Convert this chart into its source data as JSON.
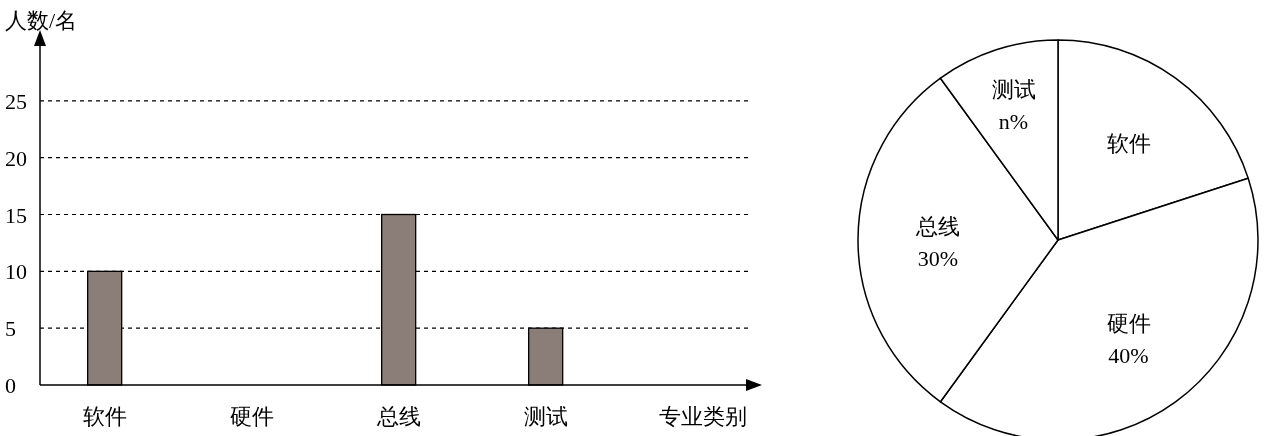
{
  "chart_data": [
    {
      "type": "bar",
      "ylabel": "人数/名",
      "xlabel": "专业类别",
      "categories": [
        "软件",
        "硬件",
        "总线",
        "测试"
      ],
      "values": [
        10,
        null,
        15,
        5
      ],
      "color": "#8b7d78",
      "ylim": [
        0,
        30
      ],
      "yticks": [
        0,
        5,
        10,
        15,
        20,
        25
      ],
      "grid": "y"
    },
    {
      "type": "pie",
      "categories": [
        "软件",
        "硬件",
        "总线",
        "测试"
      ],
      "values": [
        20,
        40,
        30,
        10
      ],
      "colors": [
        "#ffffff",
        "#ffffff",
        "#ffffff",
        "#ffffff"
      ],
      "value_labels": [
        null,
        "40%",
        "30%",
        "n%"
      ]
    }
  ]
}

:::

Copy each line exactly, and leave the pictures out of your copy.

> Task response:
Convert this chart into its source data as JSON.
{
  "chart_data": [
    {
      "type": "bar",
      "ylabel": "人数/名",
      "xlabel": "专业类别",
      "categories": [
        "软件",
        "硬件",
        "总线",
        "测试"
      ],
      "values": [
        10,
        null,
        15,
        5
      ],
      "color": "#8b7d78",
      "ylim": [
        0,
        30
      ],
      "yticks": [
        0,
        5,
        10,
        15,
        20,
        25
      ],
      "grid": "y"
    },
    {
      "type": "pie",
      "categories": [
        "软件",
        "硬件",
        "总线",
        "测试"
      ],
      "values": [
        20,
        40,
        30,
        10
      ],
      "colors": [
        "#ffffff",
        "#ffffff",
        "#ffffff",
        "#ffffff"
      ],
      "value_labels": [
        null,
        "40%",
        "30%",
        "n%"
      ]
    }
  ]
}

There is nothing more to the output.